(Dataset items)
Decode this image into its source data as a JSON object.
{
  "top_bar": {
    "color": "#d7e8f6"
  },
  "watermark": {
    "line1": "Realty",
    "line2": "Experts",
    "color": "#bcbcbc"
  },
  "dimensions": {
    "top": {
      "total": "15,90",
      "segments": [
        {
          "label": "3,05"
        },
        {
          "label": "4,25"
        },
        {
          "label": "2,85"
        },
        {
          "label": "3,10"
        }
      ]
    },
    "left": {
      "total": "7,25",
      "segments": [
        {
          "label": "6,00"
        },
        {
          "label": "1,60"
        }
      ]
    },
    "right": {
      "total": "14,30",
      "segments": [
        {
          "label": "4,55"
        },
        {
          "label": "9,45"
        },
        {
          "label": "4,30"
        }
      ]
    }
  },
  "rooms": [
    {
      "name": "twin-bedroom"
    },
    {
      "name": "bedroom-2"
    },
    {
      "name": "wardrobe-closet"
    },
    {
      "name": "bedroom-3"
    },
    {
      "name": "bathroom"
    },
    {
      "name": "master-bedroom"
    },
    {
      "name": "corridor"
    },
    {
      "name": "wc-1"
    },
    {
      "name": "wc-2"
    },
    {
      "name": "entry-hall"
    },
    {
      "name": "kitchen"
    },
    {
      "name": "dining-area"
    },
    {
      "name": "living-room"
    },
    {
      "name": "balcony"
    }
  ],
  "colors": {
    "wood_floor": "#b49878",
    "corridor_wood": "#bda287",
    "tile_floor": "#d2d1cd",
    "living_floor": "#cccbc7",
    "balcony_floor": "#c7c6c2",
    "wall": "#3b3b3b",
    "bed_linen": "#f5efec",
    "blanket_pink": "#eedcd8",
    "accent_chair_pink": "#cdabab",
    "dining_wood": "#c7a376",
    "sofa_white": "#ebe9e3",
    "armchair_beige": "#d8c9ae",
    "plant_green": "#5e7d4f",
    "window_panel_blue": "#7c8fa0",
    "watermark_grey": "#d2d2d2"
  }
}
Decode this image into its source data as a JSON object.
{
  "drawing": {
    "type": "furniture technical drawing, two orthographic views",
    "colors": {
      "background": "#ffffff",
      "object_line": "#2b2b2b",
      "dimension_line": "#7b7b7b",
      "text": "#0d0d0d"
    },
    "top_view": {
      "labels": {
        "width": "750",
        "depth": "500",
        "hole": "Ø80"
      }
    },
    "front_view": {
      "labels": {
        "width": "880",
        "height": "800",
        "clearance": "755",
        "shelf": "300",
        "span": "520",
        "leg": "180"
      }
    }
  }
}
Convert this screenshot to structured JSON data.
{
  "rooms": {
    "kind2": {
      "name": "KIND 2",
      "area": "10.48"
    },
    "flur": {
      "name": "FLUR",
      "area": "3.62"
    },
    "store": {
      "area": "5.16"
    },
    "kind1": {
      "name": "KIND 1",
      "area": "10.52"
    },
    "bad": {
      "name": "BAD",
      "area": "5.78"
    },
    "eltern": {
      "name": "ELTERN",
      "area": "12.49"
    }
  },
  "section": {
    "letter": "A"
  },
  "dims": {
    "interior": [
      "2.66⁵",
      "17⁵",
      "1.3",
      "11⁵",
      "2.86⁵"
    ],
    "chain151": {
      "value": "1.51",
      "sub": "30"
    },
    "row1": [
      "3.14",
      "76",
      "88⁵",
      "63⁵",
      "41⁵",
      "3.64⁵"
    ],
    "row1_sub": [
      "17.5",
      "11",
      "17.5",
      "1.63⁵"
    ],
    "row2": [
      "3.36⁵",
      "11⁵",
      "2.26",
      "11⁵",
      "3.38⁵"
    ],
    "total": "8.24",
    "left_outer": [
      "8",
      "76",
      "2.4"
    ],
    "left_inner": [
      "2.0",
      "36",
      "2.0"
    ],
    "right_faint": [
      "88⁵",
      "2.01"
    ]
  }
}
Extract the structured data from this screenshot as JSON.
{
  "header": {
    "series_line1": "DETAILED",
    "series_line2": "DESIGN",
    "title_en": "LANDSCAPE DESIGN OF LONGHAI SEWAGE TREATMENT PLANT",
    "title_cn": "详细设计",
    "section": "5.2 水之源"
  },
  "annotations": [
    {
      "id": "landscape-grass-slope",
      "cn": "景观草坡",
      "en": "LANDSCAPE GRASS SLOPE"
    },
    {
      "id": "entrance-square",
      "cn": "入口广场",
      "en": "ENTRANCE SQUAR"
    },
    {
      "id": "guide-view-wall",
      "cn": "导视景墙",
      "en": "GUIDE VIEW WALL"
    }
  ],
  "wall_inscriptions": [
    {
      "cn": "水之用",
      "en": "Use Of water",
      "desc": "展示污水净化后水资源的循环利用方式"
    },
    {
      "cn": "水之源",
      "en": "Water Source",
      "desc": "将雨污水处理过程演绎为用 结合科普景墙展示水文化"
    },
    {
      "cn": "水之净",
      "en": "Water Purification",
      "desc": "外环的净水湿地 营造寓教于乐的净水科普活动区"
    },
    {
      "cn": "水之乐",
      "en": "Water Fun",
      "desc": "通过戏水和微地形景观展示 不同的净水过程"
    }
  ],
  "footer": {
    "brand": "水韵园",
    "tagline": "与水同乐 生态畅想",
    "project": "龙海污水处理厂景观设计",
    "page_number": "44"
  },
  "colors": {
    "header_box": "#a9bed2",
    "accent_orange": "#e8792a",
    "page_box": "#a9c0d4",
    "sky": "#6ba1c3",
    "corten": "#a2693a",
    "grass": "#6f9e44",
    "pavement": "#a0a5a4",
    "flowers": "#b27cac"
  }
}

> [SHORT TASK] Output all records verbatim.

> [SOLUTION FOR THIS EXERCISE]
Decode this image into its source data as a JSON object.
{
  "top_bar": {
    "color": "#d7e8f6"
  },
  "watermark": {
    "line1": "Realty",
    "line2": "Experts",
    "color": "#bcbcbc"
  },
  "dimensions": {
    "top": {
      "total": "15,90",
      "segments": [
        {
          "label": "3,05"
        },
        {
          "label": "4,25"
        },
        {
          "label": "2,85"
        },
        {
          "label": "3,10"
        }
      ]
    },
    "left": {
      "total": "7,25",
      "segments": [
        {
          "label": "6,00"
        },
        {
          "label": "1,60"
        }
      ]
    },
    "right": {
      "total": "14,30",
      "segments": [
        {
          "label": "4,55"
        },
        {
          "label": "9,45"
        },
        {
          "label": "4,30"
        }
      ]
    }
  },
  "rooms": [
    {
      "name": "twin-bedroom"
    },
    {
      "name": "bedroom-2"
    },
    {
      "name": "wardrobe-closet"
    },
    {
      "name": "bedroom-3"
    },
    {
      "name": "bathroom"
    },
    {
      "name": "master-bedroom"
    },
    {
      "name": "corridor"
    },
    {
      "name": "wc-1"
    },
    {
      "name": "wc-2"
    },
    {
      "name": "entry-hall"
    },
    {
      "name": "kitchen"
    },
    {
      "name": "dining-area"
    },
    {
      "name": "living-room"
    },
    {
      "name": "balcony"
    }
  ],
  "colors": {
    "wood_floor": "#b49878",
    "corridor_wood": "#bda287",
    "tile_floor": "#d2d1cd",
    "living_floor": "#cccbc7",
    "balcony_floor": "#c7c6c2",
    "wall": "#3b3b3b",
    "bed_linen": "#f5efec",
    "blanket_pink": "#eedcd8",
    "accent_chair_pink": "#cdabab",
    "dining_wood": "#c7a376",
    "sofa_white": "#ebe9e3",
    "armchair_beige": "#d8c9ae",
    "plant_green": "#5e7d4f",
    "window_panel_blue": "#7c8fa0",
    "watermark_grey": "#d2d2d2"
  }
}
Decode this image into its source data as a JSON object.
{
  "drawing": {
    "type": "furniture technical drawing, two orthographic views",
    "colors": {
      "background": "#ffffff",
      "object_line": "#2b2b2b",
      "dimension_line": "#7b7b7b",
      "text": "#0d0d0d"
    },
    "top_view": {
      "labels": {
        "width": "750",
        "depth": "500",
        "hole": "Ø80"
      }
    },
    "front_view": {
      "labels": {
        "width": "880",
        "height": "800",
        "clearance": "755",
        "shelf": "300",
        "span": "520",
        "leg": "180"
      }
    }
  }
}
Convert this screenshot to structured JSON data.
{
  "rooms": {
    "kind2": {
      "name": "KIND 2",
      "area": "10.48"
    },
    "flur": {
      "name": "FLUR",
      "area": "3.62"
    },
    "store": {
      "area": "5.16"
    },
    "kind1": {
      "name": "KIND 1",
      "area": "10.52"
    },
    "bad": {
      "name": "BAD",
      "area": "5.78"
    },
    "eltern": {
      "name": "ELTERN",
      "area": "12.49"
    }
  },
  "section": {
    "letter": "A"
  },
  "dims": {
    "interior": [
      "2.66⁵",
      "17⁵",
      "1.3",
      "11⁵",
      "2.86⁵"
    ],
    "chain151": {
      "value": "1.51",
      "sub": "30"
    },
    "row1": [
      "3.14",
      "76",
      "88⁵",
      "63⁵",
      "41⁵",
      "3.64⁵"
    ],
    "row1_sub": [
      "17.5",
      "11",
      "17.5",
      "1.63⁵"
    ],
    "row2": [
      "3.36⁵",
      "11⁵",
      "2.26",
      "11⁵",
      "3.38⁵"
    ],
    "total": "8.24",
    "left_outer": [
      "8",
      "76",
      "2.4"
    ],
    "left_inner": [
      "2.0",
      "36",
      "2.0"
    ],
    "right_faint": [
      "88⁵",
      "2.01"
    ]
  }
}
Extract the structured data from this screenshot as JSON.
{
  "header": {
    "series_line1": "DETAILED",
    "series_line2": "DESIGN",
    "title_en": "LANDSCAPE DESIGN OF LONGHAI SEWAGE TREATMENT PLANT",
    "title_cn": "详细设计",
    "section": "5.2 水之源"
  },
  "annotations": [
    {
      "id": "landscape-grass-slope",
      "cn": "景观草坡",
      "en": "LANDSCAPE GRASS SLOPE"
    },
    {
      "id": "entrance-square",
      "cn": "入口广场",
      "en": "ENTRANCE SQUAR"
    },
    {
      "id": "guide-view-wall",
      "cn": "导视景墙",
      "en": "GUIDE VIEW WALL"
    }
  ],
  "wall_inscriptions": [
    {
      "cn": "水之用",
      "en": "Use Of water",
      "desc": "展示污水净化后水资源的循环利用方式"
    },
    {
      "cn": "水之源",
      "en": "Water Source",
      "desc": "将雨污水处理过程演绎为用 结合科普景墙展示水文化"
    },
    {
      "cn": "水之净",
      "en": "Water Purification",
      "desc": "外环的净水湿地 营造寓教于乐的净水科普活动区"
    },
    {
      "cn": "水之乐",
      "en": "Water Fun",
      "desc": "通过戏水和微地形景观展示 不同的净水过程"
    }
  ],
  "footer": {
    "brand": "水韵园",
    "tagline": "与水同乐 生态畅想",
    "project": "龙海污水处理厂景观设计",
    "page_number": "44"
  },
  "colors": {
    "header_box": "#a9bed2",
    "accent_orange": "#e8792a",
    "page_box": "#a9c0d4",
    "sky": "#6ba1c3",
    "corten": "#a2693a",
    "grass": "#6f9e44",
    "pavement": "#a0a5a4",
    "flowers": "#b27cac"
  }
}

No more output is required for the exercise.